▶ JOB
Exact repetition of every entry is required.

** START DATASET RECORDS **

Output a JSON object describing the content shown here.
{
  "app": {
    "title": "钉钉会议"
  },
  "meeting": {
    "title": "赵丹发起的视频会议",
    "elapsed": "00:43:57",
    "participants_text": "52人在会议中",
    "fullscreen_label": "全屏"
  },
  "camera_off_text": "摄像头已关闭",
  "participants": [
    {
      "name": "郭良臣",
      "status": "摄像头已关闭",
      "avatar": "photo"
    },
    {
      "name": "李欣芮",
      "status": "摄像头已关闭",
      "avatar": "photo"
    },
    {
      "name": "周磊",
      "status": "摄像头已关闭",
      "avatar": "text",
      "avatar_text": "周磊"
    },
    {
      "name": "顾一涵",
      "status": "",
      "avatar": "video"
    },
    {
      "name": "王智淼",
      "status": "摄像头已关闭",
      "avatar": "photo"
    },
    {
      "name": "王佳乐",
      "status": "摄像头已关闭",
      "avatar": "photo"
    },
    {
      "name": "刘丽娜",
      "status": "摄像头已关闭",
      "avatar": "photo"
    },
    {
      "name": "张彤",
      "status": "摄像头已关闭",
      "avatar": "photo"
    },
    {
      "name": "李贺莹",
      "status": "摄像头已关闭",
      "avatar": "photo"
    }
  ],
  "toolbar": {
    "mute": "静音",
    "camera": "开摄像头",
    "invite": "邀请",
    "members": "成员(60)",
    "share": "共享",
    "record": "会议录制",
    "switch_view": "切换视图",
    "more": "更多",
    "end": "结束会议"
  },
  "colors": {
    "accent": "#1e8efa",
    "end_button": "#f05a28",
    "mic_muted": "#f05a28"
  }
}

** END DATASET RECORDS **

▶ REPLY
Output a JSON object describing the content shown here.
{
  "app": {
    "title": "钉钉会议"
  },
  "meeting": {
    "title": "赵丹发起的视频会议",
    "elapsed": "00:43:57",
    "participants_text": "52人在会议中",
    "fullscreen_label": "全屏"
  },
  "camera_off_text": "摄像头已关闭",
  "participants": [
    {
      "name": "郭良臣",
      "status": "摄像头已关闭",
      "avatar": "photo"
    },
    {
      "name": "李欣芮",
      "status": "摄像头已关闭",
      "avatar": "photo"
    },
    {
      "name": "周磊",
      "status": "摄像头已关闭",
      "avatar": "text",
      "avatar_text": "周磊"
    },
    {
      "name": "顾一涵",
      "status": "",
      "avatar": "video"
    },
    {
      "name": "王智淼",
      "status": "摄像头已关闭",
      "avatar": "photo"
    },
    {
      "name": "王佳乐",
      "status": "摄像头已关闭",
      "avatar": "photo"
    },
    {
      "name": "刘丽娜",
      "status": "摄像头已关闭",
      "avatar": "photo"
    },
    {
      "name": "张彤",
      "status": "摄像头已关闭",
      "avatar": "photo"
    },
    {
      "name": "李贺莹",
      "status": "摄像头已关闭",
      "avatar": "photo"
    }
  ],
  "toolbar": {
    "mute": "静音",
    "camera": "开摄像头",
    "invite": "邀请",
    "members": "成员(60)",
    "share": "共享",
    "record": "会议录制",
    "switch_view": "切换视图",
    "more": "更多",
    "end": "结束会议"
  },
  "colors": {
    "accent": "#1e8efa",
    "end_button": "#f05a28",
    "mic_muted": "#f05a28"
  }
}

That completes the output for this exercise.